Exercise directions: Single out each line with the word "test" and copy it.
Start of Records provided
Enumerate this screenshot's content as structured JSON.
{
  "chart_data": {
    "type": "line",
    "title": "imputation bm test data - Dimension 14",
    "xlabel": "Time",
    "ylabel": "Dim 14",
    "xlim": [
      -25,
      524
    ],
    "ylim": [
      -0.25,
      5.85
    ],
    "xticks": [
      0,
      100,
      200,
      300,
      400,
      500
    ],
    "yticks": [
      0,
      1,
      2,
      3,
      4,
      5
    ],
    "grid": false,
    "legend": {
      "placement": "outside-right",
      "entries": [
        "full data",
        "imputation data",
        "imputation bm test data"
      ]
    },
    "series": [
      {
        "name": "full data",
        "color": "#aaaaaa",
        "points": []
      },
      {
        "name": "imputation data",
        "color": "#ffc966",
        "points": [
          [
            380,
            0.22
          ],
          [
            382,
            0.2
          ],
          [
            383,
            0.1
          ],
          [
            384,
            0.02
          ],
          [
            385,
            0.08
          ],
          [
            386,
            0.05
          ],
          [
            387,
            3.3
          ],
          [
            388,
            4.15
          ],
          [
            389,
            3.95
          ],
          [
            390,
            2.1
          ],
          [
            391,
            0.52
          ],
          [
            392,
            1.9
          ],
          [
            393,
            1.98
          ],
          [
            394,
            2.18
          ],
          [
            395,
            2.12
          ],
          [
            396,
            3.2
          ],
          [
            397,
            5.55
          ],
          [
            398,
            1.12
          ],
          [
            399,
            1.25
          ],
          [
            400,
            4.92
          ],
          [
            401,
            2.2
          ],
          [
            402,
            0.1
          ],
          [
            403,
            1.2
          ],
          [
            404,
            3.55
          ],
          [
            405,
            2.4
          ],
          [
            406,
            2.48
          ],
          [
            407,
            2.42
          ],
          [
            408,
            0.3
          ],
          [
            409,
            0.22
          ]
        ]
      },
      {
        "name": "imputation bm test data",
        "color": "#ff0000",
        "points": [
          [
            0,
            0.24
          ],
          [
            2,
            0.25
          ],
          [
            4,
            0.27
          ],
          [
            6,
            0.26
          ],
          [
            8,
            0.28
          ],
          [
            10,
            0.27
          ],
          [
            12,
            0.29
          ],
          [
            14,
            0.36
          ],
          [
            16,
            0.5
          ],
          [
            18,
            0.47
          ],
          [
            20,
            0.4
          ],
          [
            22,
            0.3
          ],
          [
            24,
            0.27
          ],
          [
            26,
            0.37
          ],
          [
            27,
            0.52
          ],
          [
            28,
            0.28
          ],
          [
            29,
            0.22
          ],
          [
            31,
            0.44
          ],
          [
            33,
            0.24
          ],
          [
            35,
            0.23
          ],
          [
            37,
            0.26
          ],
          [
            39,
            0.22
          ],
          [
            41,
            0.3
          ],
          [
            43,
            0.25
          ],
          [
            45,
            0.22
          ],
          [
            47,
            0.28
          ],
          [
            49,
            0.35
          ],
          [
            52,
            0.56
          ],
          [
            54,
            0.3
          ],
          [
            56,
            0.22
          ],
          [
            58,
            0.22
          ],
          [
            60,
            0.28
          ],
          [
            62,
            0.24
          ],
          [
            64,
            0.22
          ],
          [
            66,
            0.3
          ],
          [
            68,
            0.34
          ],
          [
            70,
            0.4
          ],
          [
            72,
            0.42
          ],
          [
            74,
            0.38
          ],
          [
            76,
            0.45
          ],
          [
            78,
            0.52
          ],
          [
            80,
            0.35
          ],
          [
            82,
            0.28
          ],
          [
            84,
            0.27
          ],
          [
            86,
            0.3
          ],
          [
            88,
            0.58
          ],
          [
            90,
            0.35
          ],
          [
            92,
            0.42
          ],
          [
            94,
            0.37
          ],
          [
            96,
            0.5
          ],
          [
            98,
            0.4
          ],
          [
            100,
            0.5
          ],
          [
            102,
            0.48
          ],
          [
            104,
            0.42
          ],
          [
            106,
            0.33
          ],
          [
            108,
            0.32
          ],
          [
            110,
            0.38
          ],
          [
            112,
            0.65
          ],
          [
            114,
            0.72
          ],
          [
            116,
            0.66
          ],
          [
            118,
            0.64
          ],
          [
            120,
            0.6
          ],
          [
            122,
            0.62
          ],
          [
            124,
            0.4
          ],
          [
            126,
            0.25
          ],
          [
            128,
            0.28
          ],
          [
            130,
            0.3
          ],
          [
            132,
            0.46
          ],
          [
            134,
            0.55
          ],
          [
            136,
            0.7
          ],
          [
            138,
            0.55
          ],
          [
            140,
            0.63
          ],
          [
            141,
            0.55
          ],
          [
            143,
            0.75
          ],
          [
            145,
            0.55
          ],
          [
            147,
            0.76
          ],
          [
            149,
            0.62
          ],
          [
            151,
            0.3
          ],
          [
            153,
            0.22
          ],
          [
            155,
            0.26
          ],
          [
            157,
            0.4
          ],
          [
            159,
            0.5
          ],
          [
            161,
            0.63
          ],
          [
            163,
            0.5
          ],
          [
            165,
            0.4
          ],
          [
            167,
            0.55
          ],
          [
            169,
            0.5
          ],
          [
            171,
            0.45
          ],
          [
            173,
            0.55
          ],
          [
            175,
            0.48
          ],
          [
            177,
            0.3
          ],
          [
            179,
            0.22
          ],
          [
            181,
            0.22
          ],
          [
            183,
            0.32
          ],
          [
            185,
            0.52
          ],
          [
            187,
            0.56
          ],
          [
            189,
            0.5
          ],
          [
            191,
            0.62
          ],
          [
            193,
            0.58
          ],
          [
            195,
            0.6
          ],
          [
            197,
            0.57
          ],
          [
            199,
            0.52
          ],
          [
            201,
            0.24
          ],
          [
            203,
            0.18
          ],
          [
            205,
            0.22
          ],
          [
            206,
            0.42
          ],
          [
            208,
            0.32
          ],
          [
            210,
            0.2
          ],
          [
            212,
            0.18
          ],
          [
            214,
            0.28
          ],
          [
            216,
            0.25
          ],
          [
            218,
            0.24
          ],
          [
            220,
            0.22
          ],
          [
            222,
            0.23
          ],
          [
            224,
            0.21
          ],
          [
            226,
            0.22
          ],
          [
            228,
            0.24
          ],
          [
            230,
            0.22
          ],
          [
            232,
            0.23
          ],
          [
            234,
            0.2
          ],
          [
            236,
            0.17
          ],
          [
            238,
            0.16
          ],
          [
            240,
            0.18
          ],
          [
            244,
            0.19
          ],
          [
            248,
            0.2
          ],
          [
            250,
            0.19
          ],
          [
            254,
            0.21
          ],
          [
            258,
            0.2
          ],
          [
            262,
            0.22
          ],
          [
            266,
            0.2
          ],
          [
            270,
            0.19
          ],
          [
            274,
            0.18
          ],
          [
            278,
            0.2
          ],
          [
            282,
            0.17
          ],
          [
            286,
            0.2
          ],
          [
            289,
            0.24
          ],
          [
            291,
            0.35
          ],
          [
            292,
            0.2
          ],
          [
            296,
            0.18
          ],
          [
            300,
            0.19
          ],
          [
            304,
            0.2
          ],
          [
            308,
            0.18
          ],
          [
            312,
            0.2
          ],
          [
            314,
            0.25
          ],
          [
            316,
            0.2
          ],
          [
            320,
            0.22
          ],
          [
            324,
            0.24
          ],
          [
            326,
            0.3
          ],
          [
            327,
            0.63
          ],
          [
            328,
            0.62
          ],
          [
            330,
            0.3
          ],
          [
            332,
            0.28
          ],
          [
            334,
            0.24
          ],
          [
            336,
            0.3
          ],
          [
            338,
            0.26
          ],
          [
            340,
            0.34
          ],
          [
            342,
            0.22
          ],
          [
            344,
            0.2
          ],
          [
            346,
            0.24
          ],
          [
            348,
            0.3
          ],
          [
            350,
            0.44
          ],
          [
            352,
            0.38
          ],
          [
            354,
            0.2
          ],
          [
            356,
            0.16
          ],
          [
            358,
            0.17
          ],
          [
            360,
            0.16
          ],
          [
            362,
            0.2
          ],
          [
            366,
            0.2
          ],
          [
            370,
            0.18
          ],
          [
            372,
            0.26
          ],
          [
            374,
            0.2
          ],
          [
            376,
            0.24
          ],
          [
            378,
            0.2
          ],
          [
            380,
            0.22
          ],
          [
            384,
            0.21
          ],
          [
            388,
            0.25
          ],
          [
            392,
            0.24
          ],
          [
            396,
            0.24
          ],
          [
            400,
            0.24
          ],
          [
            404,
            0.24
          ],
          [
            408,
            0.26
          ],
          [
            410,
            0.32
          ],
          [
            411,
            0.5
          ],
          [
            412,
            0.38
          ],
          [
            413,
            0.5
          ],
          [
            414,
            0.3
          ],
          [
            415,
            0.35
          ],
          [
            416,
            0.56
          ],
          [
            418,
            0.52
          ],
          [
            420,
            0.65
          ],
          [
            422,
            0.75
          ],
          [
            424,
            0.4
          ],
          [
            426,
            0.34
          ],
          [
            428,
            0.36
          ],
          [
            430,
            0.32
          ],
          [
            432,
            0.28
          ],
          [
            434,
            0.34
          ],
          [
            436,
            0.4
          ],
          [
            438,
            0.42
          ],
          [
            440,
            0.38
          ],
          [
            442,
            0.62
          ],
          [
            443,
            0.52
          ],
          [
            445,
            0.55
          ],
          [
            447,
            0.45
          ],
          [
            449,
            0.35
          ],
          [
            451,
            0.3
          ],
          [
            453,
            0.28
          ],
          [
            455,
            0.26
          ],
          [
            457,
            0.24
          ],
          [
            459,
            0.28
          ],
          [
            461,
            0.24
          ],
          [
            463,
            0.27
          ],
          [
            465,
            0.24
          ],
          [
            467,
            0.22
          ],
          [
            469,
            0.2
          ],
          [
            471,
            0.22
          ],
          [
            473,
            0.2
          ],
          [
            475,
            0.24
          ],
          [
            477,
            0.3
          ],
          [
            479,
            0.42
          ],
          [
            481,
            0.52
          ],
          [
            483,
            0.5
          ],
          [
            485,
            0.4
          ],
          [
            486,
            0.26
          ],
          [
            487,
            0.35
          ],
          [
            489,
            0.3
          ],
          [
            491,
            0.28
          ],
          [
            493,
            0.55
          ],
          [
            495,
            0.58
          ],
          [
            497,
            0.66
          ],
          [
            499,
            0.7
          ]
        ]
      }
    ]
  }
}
End of Records provided
Task solution:
    "title": "imputation bm test data - Dimension 14",
        "imputation bm test data"
        "name": "imputation bm test data",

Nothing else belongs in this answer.